#### [TASKS TO CARRY OUT]
**A)** In the forum thread about Charlie below, what medication did Heidi36oh give Charlie before he fell asleep?
**B)** Carry on the forum thread about Charlie below, starting right after its last line.

#### [PASSAGE FOR REVIEW]
_____

# Am I selfish to keep Charlie in...



## Heidi36oh (Feb 27, 2007)

this condition, the last two day's he's been throwing up and having bloody stool's. The blood even drips out when he's in the house. 
He was crying like a baby earlyer, he's in pain. I gave him some Metacam and now he's sleeping.
Gosh I hate this but I think I need to let him go, am I just holding onto him for to long, the crying today was heart breaking, no one could get him to stop.
If he's not improved in the morning I think I have to take him in!


----------



## hgatesy (Feb 14, 2007)

Goodness.... what a hard decision. I know it's hard letting them go, however if he's in pain and suffering it is probably time. Thinking of you during this difficult time!!


----------



## fostermom (Sep 6, 2007)

I am so sorry. Take him in and ask the vet why he is crying. Are his stools black or red? How often is he throwing up? It just seems that he is so healthy weight wise that it's hard to think that he might have something that wrong with him. But then again, my Tess was 80 lbs when I had to put her to sleep because of her cancer. Either way, I am sorry you are having to go through this.


----------



## lalala (May 3, 2008)

Claudia...i am so sorry. It breaks my heart to hear Charlie is in pain. Sending thoughts and prayers your way. I know you are in pain too...


----------



## Jo Ellen (Feb 25, 2007)

Listen to your heart. 

Charlie's been around here as long as I have but he's been with you far longer. I'm sad for you. It helps to know how much he has been loved. It's so very clear in all of your posts and pictures of him, I'm certain it's clear to him too :heartbeat


----------



## mygarnetboy (Nov 3, 2008)

_____

#### [DATASET EXCERPTS]
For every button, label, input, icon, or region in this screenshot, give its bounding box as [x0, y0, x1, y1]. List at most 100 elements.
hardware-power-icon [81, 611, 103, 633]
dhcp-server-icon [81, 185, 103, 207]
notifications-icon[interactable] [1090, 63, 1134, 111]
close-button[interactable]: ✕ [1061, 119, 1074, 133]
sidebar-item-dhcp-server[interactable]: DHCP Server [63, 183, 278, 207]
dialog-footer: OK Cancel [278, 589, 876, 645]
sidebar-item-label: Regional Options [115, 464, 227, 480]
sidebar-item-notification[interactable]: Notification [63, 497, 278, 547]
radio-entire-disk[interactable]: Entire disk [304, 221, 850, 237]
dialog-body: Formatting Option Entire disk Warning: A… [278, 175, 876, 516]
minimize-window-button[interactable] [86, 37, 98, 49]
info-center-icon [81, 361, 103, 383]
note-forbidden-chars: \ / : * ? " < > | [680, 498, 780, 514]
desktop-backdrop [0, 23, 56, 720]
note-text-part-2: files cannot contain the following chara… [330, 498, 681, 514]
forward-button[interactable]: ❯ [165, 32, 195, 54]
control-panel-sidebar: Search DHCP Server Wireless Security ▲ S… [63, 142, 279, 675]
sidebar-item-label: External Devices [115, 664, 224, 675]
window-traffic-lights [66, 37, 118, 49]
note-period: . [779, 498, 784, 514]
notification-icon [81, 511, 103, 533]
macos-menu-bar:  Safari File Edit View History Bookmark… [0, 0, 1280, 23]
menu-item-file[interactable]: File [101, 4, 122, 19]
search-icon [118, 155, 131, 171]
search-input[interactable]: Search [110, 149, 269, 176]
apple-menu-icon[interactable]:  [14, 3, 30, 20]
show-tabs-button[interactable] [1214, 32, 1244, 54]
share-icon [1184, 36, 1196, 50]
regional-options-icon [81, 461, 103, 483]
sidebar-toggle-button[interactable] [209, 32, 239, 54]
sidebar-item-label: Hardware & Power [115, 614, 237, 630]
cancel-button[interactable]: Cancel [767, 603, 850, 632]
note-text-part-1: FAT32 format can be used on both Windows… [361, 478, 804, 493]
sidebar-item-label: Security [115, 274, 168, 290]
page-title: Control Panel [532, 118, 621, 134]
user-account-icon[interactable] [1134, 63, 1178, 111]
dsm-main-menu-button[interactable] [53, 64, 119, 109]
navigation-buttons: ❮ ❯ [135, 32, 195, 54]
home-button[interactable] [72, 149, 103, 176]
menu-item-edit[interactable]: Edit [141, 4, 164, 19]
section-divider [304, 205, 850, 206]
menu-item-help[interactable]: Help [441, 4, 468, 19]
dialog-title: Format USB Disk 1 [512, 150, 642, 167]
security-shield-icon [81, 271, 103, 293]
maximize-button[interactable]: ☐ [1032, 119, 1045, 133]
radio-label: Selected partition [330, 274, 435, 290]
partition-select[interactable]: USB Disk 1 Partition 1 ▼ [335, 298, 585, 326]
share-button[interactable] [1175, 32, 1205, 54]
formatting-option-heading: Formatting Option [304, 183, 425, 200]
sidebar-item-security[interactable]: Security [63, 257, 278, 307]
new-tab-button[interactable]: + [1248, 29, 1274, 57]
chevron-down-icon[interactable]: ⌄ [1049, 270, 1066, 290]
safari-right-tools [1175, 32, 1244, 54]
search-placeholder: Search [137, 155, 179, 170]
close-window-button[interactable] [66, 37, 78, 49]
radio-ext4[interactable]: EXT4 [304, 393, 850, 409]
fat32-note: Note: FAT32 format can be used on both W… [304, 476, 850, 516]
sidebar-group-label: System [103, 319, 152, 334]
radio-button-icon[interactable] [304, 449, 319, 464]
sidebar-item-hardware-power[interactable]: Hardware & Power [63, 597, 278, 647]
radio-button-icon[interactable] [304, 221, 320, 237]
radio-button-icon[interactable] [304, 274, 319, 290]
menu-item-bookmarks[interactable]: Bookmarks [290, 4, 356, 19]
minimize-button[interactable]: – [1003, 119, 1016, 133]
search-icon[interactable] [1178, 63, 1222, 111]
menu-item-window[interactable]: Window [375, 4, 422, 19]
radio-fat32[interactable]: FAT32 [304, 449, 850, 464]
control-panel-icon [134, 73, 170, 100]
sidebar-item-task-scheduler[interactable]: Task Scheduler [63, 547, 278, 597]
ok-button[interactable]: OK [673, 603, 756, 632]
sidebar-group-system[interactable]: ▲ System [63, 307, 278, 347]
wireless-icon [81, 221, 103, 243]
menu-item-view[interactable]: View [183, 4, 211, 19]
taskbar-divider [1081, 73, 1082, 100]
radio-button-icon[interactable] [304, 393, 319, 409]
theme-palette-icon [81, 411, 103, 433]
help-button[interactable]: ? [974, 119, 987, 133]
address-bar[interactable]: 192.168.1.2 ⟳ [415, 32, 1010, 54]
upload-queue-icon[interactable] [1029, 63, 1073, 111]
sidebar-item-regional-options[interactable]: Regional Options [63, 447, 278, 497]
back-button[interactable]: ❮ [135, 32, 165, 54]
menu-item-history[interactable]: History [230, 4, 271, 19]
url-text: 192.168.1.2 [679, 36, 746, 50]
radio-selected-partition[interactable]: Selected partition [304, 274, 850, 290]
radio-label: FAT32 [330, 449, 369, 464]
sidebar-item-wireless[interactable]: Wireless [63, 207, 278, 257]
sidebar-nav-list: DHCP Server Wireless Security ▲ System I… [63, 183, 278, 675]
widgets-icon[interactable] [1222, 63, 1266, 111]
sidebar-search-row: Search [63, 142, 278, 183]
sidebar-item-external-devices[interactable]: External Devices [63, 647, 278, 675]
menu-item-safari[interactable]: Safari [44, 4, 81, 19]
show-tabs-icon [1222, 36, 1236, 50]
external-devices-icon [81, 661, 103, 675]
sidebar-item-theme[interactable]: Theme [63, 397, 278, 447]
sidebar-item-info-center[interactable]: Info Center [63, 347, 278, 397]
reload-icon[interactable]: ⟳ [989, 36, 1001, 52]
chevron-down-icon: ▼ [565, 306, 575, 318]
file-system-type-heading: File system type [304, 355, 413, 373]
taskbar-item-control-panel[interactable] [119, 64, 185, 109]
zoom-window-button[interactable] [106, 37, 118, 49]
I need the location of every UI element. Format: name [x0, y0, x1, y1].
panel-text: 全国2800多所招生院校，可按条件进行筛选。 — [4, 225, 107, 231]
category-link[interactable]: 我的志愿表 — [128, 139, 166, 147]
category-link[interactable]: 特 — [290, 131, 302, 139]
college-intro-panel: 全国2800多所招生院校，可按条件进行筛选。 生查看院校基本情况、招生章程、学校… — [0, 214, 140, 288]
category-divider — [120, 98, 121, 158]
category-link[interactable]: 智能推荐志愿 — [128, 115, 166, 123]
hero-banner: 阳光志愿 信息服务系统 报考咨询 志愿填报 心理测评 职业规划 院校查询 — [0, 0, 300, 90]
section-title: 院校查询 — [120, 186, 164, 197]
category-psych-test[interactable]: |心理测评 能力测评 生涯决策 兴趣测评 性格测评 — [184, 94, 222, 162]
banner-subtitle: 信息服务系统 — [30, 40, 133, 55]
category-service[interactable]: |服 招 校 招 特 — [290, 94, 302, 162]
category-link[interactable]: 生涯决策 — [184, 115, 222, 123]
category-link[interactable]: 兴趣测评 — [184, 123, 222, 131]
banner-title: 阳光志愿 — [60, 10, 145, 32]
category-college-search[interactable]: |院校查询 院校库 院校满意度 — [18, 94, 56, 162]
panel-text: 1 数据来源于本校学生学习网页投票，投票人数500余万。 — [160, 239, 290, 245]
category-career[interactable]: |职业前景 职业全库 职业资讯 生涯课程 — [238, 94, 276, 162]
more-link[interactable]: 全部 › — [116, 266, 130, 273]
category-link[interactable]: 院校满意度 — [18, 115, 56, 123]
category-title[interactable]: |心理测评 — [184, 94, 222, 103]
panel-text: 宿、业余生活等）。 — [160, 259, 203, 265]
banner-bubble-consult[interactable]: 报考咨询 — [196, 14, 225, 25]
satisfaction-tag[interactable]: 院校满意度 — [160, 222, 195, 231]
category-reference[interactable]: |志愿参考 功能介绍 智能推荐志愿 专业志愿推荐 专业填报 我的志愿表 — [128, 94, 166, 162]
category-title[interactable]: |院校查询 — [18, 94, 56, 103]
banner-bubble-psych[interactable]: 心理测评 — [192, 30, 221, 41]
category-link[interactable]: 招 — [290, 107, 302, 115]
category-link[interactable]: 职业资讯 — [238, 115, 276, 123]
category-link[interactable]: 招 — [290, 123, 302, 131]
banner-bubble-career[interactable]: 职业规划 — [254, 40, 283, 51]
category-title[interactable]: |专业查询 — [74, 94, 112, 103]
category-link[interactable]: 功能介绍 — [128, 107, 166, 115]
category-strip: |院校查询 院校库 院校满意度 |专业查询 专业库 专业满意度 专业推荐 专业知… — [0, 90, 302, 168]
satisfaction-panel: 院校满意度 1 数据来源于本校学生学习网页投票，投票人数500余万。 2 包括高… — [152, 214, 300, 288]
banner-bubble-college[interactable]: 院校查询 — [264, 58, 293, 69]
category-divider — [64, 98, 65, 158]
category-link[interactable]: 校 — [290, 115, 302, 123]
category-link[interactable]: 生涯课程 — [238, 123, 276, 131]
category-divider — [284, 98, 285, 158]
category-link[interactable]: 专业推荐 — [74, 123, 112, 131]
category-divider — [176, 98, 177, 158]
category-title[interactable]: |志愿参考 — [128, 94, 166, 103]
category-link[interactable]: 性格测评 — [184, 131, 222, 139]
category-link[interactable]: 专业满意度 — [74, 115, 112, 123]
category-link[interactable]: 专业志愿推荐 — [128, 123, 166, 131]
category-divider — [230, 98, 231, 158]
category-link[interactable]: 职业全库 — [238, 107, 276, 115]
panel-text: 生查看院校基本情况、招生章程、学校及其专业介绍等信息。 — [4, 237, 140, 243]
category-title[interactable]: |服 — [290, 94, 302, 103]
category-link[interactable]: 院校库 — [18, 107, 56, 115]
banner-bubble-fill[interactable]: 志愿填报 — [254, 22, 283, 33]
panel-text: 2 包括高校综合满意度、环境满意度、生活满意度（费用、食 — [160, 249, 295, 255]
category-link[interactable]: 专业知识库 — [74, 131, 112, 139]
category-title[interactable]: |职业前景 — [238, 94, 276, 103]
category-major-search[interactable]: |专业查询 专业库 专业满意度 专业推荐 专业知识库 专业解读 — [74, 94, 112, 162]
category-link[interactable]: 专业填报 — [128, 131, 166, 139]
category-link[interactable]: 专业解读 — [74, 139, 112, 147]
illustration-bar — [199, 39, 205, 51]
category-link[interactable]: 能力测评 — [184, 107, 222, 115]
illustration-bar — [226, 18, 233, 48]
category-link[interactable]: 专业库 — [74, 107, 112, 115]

_____

#### [ANSWERS IN ORDER]
**A)** Metacam

**B)**
I'm so sorry. Is he eating? I knew when my beagle turned down his food, liver treats, & people food that it was time. I took him into the vet for a second opinion and the vet took one look at him and confirmed my fears.

I'm so sorry you're going through this...it just sucks.


----------



## Heidi36oh (Feb 27, 2007)

fostermom said:


> I am so sorry. Take him in and ask the vet why he is crying. Are his stools black or red? How often is he throwing up? It just seems that he is so healthy weight wise that it's hard to think that he might have something that wrong with him. But then again, my Tess was 80 lbs when I had to put her to sleep because of her cancer. Either way, I am sorry you are having to go through this.


He was diagnosed with Mast Cell Tumors back in April, his stool is red and it's actually dripping out, he can't help it. He throws up after eating mostly.
The vet already told me the signs to watch for and he's got pretty much all of them.


----------



## Heidi36oh (Feb 27, 2007)

Jo Ellen said:


> Listen to your heart.
> 
> Charlie's been around here as long as I have but he's been with you far longer. I'm sad for you. It helps to know how much he has been loved. It's so very clear in all of your posts and pictures of him, I'm certain it's clear to him too :heartbeat


Thanks Jo Ellen, I know what I have to do, it's just so hard!


----------



## Jo Ellen (Feb 25, 2007)

Do you need to talk? A few of us could come into chat?

I feel so helpless, and I know how you must be feeling.


----------



## Nanika (Jan 10, 2008)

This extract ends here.